-- BEGIN Extracted material --

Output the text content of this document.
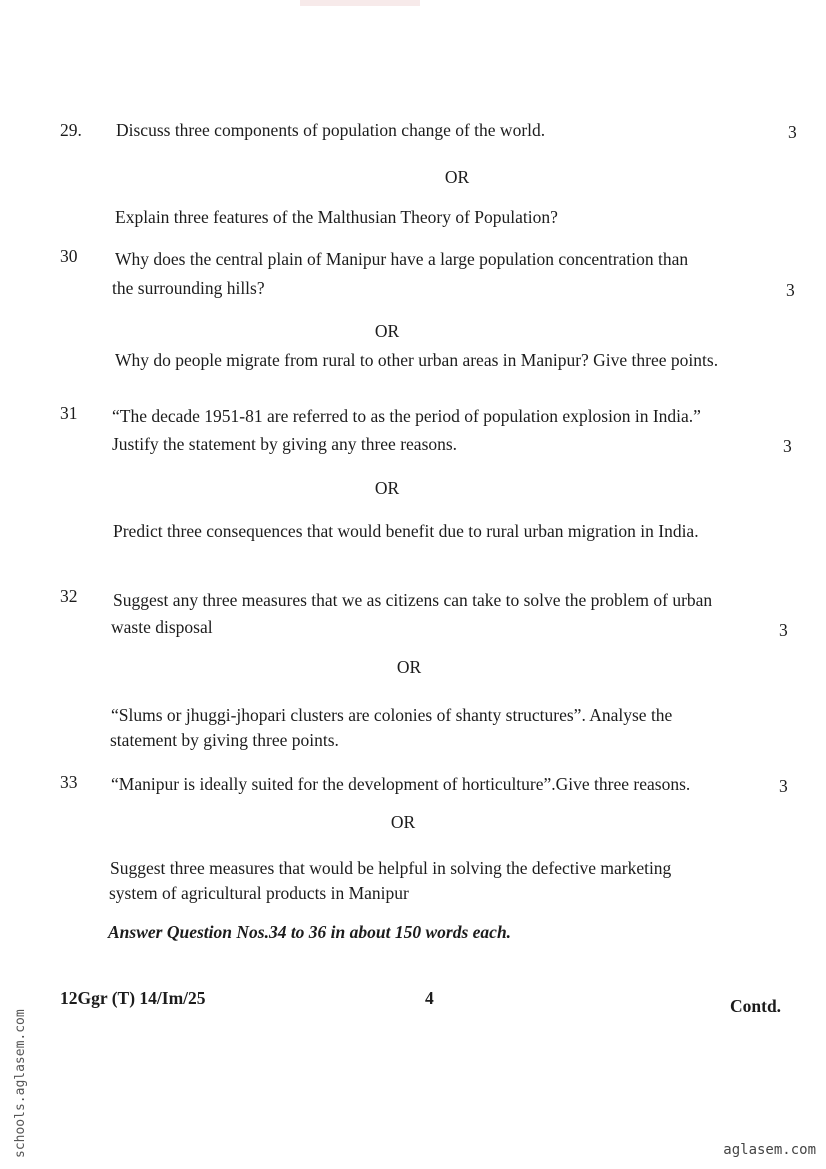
29. Discuss three components of population change of the world.	3
OR
Explain three features of the Malthusian Theory of Population?
30 Why does the central plain of Manipur have a large population concentration than
the surrounding hills?	3
OR
Why do people migrate from rural to other urban areas in Manipur? Give three points.
31 “The decade 1951-81 are referred to as the period of population explosion in India.”
Justify the statement by giving any three reasons.	3
OR
Predict three consequences that would benefit due to rural urban migration in India.
32 Suggest any three measures that we as citizens can take to solve the problem of urban
waste disposal	3
OR
“Slums or jhuggi-jhopari clusters are colonies of shanty structures”. Analyse the
statement by giving three points.
33 “Manipur is ideally suited for the development of horticulture”.Give three reasons.	3
OR
Suggest three measures that would be helpful in solving the defective marketing
system of agricultural products in Manipur
Answer Question Nos.34 to 36 in about 150 words each.
12Ggr (T) 14/Im/25	4	Contd.
schools.aglasem.com	aglasem.com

-- END Extracted material --

Filter the listing above for the string "urban" and copy every matching line.

> _Result of this exercise_
Why do people migrate from rural to other urban areas in Manipur? Give three points.
Predict three consequences that would benefit due to rural urban migration in India.
32 Suggest any three measures that we as citizens can take to solve the problem of urban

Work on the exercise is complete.